INFORMATION SHOWN -

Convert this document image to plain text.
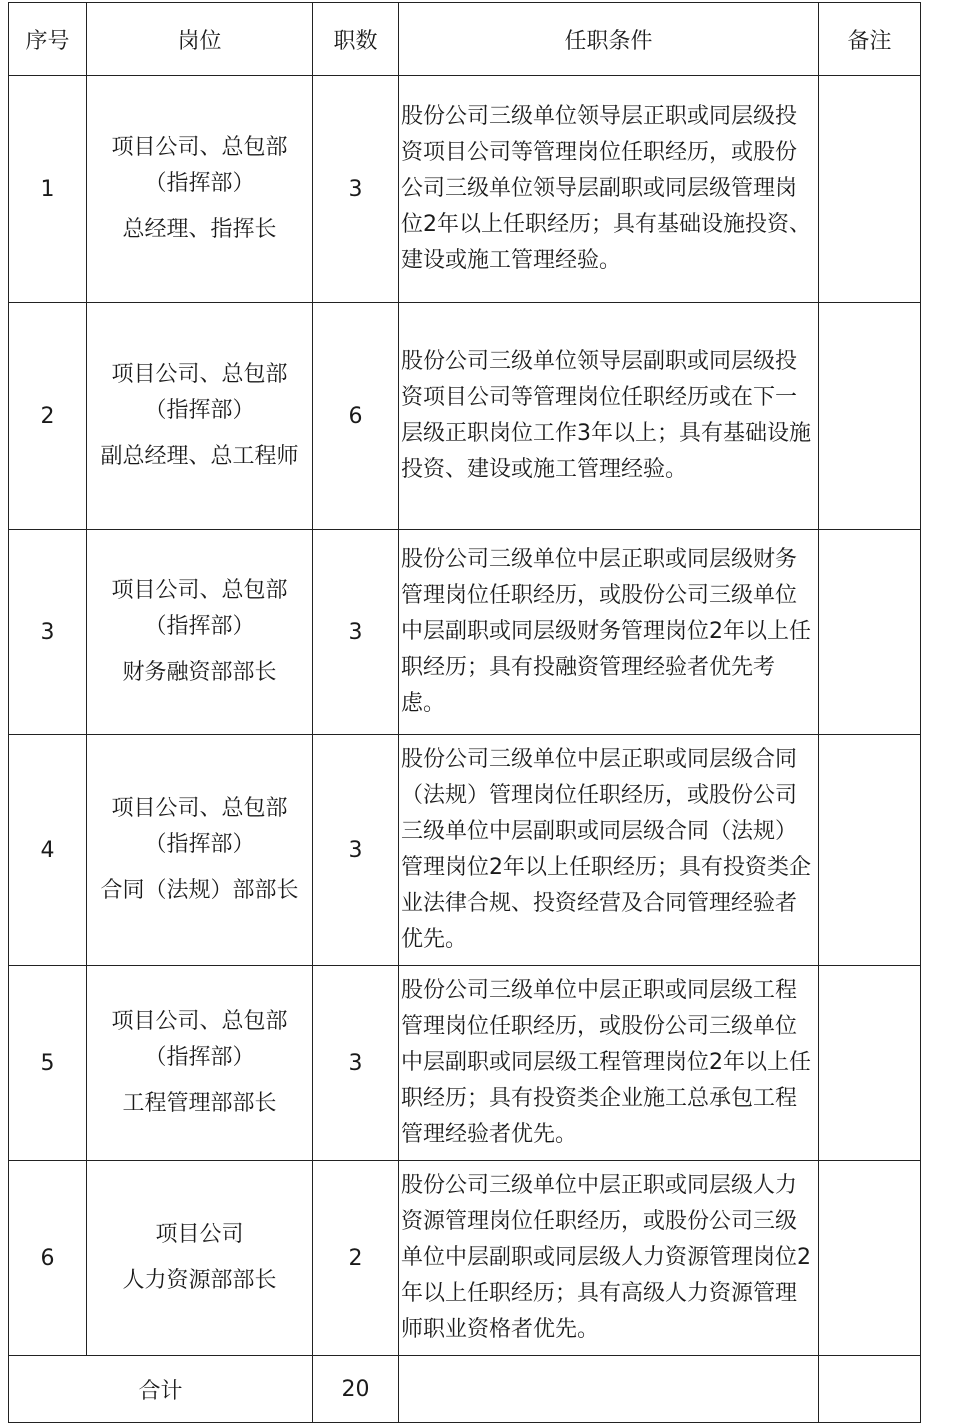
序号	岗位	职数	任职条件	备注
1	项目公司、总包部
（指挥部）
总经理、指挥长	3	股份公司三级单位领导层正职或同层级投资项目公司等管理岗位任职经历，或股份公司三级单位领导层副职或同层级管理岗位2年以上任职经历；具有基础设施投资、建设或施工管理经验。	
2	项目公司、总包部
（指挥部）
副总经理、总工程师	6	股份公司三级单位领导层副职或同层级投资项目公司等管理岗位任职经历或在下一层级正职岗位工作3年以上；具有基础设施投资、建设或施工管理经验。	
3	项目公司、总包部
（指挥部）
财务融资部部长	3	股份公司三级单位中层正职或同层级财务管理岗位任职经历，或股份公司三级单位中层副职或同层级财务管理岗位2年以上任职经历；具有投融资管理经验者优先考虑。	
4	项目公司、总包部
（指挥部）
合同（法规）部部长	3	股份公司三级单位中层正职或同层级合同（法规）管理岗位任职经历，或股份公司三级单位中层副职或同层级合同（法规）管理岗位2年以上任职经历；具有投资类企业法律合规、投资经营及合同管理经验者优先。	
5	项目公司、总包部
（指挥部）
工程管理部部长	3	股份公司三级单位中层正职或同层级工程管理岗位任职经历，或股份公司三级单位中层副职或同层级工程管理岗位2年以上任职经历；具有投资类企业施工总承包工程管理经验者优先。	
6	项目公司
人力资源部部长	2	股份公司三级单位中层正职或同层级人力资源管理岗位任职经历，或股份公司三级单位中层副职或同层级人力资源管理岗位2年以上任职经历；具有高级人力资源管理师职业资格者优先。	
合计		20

---

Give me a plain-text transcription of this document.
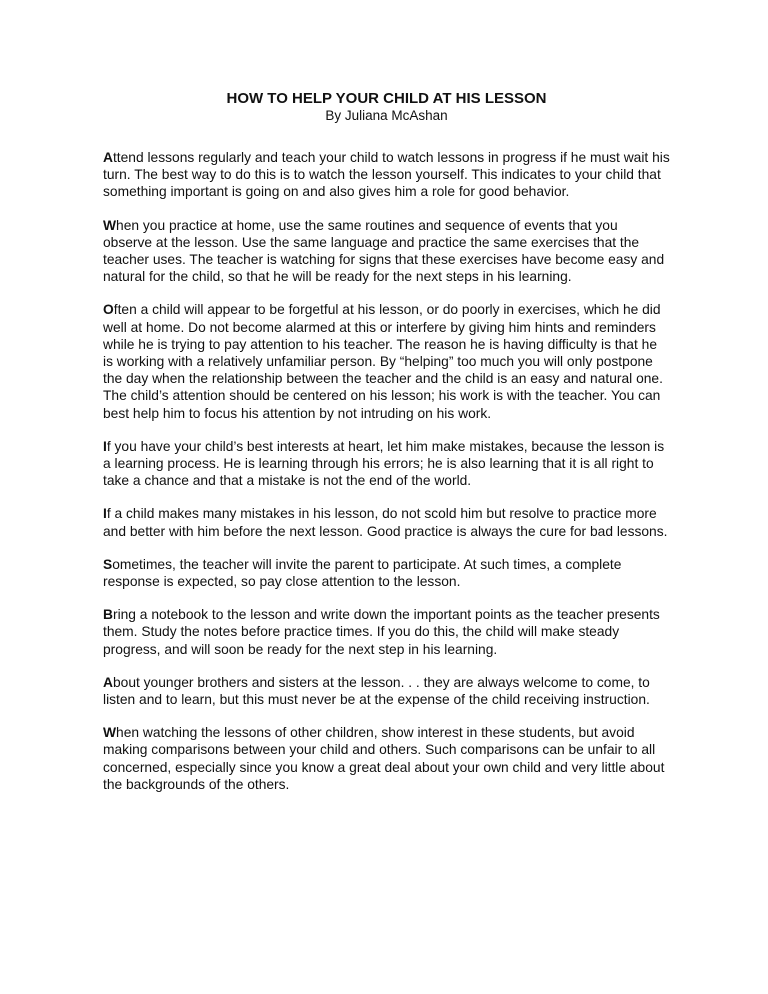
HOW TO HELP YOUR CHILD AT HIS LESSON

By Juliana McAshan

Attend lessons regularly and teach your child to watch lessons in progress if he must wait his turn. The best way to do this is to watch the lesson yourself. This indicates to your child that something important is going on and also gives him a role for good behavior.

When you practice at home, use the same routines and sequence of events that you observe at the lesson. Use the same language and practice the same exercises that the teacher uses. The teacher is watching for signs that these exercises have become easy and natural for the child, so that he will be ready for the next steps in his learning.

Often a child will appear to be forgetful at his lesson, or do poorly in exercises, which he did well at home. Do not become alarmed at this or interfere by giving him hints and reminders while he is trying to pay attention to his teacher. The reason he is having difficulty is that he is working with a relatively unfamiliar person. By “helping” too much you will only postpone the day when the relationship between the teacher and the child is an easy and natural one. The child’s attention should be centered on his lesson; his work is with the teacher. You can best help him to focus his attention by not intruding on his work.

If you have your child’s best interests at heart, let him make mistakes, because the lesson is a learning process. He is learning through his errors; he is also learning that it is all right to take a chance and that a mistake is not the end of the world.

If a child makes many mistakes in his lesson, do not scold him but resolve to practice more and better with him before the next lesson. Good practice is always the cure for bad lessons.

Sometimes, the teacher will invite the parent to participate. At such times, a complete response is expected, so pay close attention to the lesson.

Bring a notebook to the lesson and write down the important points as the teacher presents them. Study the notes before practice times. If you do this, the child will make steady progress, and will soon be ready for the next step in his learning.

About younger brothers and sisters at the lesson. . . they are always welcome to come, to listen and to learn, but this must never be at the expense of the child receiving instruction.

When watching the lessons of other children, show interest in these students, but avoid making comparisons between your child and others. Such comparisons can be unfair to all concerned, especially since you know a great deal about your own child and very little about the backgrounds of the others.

...

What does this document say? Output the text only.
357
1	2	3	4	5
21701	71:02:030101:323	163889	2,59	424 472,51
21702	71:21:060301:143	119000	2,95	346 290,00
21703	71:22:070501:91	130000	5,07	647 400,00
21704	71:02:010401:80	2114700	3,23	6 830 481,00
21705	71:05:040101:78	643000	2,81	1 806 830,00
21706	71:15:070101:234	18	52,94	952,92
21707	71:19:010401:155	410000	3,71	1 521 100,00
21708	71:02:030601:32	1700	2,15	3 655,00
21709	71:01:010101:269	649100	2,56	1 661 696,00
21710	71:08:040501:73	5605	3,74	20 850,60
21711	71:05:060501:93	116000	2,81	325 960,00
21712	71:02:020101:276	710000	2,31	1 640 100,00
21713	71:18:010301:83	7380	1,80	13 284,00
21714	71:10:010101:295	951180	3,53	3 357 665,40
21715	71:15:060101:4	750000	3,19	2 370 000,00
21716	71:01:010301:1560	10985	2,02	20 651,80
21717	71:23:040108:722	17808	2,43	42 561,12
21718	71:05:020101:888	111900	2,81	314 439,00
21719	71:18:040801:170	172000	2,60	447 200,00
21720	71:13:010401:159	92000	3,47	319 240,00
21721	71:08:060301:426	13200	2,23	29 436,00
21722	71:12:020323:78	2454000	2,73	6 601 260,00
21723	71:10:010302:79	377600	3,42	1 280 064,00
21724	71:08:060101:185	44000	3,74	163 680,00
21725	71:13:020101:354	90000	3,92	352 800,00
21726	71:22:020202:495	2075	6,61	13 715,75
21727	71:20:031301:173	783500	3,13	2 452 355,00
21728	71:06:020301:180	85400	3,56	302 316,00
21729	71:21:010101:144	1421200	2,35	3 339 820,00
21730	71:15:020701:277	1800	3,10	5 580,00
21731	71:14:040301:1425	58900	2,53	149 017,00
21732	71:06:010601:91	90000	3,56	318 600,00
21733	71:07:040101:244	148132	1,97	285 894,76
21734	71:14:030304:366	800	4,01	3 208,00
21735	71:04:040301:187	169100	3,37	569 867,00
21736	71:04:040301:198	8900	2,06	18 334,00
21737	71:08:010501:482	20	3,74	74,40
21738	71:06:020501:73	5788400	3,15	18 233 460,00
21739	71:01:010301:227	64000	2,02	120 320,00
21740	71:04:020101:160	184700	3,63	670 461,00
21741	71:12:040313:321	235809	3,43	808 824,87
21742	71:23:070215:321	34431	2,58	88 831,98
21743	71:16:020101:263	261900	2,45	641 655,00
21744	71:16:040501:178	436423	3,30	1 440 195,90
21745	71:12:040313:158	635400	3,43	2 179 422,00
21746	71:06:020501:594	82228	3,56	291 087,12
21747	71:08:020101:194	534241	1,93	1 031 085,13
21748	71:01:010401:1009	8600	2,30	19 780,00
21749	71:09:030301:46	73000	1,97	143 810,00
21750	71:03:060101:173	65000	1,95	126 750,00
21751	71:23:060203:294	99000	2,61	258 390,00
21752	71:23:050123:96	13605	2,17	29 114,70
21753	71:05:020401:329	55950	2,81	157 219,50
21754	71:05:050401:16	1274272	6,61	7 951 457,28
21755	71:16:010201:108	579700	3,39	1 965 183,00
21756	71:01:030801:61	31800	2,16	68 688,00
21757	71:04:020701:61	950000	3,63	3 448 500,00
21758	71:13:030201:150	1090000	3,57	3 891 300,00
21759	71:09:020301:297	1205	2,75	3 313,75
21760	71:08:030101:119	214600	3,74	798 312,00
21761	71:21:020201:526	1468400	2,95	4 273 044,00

DIRECTIONS -
How many lines of the data contain the word "具有基础设施投资"? Answer with the number alone.

EXERCISE RESULT -
2